Passage provided:
By Genevieve Agaba and Matt Kandel
BRECcIA researchers from the University of Southampton and the University of Ghana recently held a participatory research skills training workshop for the benefit of early career researchers and development/agricultural extension staff in the Upper East Region of northern Ghana.
The workshop took place over a four-day period (3rd-6thJune 2019) and included students from Ghana’s YouthMapper Chapters in the University of Cape Coastand the University of Ghana, extension agents from the Ministry of Food and Agriculture, and staff from World Vision International Ghana, Community Self-Reliance Centre(a local NGO) and the University for Development Studies.
The workshop facilitators used a mixture of class-based lectures and practical exercises at a training venue in Bolgatanga, with participants directly applying their newly acquired skills during fieldwork in two rural communities in Talensi district. Split into small groups of 3-4, participants engaged in focus group discussions, making use of visual tools such as natural resource mapping. Workshop participants also conducted community-level transect walks as well on-farm transect walks in order to better understand livelihoods, land uses and spatiotemporal changes (e.g. perspectives on climate, economic practices) in each community.

Using the information:
A) Answer these questions from the passage on the BRECcIA training workshop:
(i) Which two universities were the BRECcIA researchers who held the workshop from?
(ii) In which town was the training venue?
(iii) How many participants made up each small group?
B) Carry the passage on the BRECcIA training workshop forward from its final sentence.

Excerpted data:
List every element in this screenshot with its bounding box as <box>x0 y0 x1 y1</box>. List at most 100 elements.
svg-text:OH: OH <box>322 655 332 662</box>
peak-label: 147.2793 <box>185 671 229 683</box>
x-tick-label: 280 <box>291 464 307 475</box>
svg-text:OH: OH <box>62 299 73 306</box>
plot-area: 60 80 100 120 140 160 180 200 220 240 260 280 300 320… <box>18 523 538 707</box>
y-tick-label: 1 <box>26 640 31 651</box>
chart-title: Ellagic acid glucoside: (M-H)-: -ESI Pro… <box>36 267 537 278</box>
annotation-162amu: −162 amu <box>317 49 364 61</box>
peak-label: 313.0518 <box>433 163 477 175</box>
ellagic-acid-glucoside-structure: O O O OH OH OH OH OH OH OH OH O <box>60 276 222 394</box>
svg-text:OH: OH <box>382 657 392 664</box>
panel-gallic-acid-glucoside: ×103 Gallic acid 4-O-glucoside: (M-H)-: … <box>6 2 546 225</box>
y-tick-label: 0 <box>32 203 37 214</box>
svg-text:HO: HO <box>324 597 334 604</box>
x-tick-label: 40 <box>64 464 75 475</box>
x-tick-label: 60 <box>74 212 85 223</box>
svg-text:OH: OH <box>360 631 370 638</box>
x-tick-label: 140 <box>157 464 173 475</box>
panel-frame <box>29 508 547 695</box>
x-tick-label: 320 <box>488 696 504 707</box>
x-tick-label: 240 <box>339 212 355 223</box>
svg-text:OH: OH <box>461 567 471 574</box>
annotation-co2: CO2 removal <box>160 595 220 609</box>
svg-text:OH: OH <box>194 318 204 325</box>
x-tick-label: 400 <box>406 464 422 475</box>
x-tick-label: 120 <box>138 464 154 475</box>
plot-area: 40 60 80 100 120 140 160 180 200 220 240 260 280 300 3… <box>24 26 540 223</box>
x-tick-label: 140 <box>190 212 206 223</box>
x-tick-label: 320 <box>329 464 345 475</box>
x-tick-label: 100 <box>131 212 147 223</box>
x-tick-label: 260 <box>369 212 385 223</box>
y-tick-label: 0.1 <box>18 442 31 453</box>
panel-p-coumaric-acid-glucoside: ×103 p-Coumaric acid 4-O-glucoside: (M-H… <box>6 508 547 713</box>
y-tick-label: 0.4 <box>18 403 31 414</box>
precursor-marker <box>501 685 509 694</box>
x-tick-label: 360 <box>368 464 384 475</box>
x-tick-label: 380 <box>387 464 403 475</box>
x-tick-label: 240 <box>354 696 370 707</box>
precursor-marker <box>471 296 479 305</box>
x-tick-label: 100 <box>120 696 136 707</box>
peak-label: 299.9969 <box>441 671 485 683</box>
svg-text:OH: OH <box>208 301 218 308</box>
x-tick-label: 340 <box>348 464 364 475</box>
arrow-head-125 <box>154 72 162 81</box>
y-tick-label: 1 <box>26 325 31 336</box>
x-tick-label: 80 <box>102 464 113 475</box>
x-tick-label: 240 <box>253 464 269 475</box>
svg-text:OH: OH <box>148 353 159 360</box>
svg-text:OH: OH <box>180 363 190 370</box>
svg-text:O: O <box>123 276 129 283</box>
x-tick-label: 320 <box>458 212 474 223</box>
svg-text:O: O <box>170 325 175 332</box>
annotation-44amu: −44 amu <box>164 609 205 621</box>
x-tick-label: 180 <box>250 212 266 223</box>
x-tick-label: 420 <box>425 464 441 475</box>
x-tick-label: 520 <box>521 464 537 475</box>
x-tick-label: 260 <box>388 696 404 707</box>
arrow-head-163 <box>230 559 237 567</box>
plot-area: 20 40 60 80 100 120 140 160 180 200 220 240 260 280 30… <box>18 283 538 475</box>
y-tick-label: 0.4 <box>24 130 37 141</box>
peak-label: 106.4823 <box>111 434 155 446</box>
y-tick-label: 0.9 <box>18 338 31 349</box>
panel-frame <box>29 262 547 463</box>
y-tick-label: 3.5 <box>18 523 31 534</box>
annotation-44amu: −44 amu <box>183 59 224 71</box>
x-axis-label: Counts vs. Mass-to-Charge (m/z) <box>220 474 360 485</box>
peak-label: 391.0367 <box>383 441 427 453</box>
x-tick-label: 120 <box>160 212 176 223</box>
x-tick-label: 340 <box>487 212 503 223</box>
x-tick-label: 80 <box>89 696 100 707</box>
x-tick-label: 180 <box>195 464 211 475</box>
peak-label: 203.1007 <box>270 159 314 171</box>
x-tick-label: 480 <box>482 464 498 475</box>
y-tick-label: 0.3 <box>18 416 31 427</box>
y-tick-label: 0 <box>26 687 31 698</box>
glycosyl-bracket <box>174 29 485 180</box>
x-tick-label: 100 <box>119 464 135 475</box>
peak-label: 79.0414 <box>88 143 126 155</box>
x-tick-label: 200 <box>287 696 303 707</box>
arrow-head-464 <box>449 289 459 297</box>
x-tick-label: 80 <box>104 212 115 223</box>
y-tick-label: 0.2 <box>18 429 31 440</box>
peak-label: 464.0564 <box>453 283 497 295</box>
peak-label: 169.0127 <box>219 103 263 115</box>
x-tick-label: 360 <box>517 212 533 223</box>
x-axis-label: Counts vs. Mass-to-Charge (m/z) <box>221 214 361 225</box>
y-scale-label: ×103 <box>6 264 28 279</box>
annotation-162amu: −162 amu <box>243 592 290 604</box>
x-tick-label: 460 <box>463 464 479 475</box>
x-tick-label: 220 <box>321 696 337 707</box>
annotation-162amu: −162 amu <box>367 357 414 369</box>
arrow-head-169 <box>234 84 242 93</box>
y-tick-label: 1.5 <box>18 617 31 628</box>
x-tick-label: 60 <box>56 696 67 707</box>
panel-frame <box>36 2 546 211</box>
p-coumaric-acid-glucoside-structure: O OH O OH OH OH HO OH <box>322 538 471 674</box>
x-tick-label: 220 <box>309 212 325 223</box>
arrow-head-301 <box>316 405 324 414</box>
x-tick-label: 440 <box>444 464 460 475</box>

Results for each task:
A)
(i) The University of Southampton and the University of Ghana
(ii) Bolgatanga
(iii) 3-4

B)
Workshop participants were further trained in making field-based observations and then how to record these observations. All participants practiced writing field notes (this involved recording in-detail their field observations as well as any information/data from interactions and interviews) after each session in the field.
The workshop activities were also designed to feed into the scoping stage of a research project focusing on land restoration, equity and resilience in Ghana and Kenya.The project aims to understand the opportunities and constraints to restoring degraded lands through development project interventions and who in the community benefits—but might also lose out—from these activities. In order to design best fit interventions for improving livelihoods and the ecological integrity of landscapes, there is a need to listen to local land users to see whether there is existing knowledge that can be integrated into decision-making. Through their involvement in scoping, workshop participants played an integral part in informing the focus of a main data collection phase for this project which lasted from 15 June to 12 July.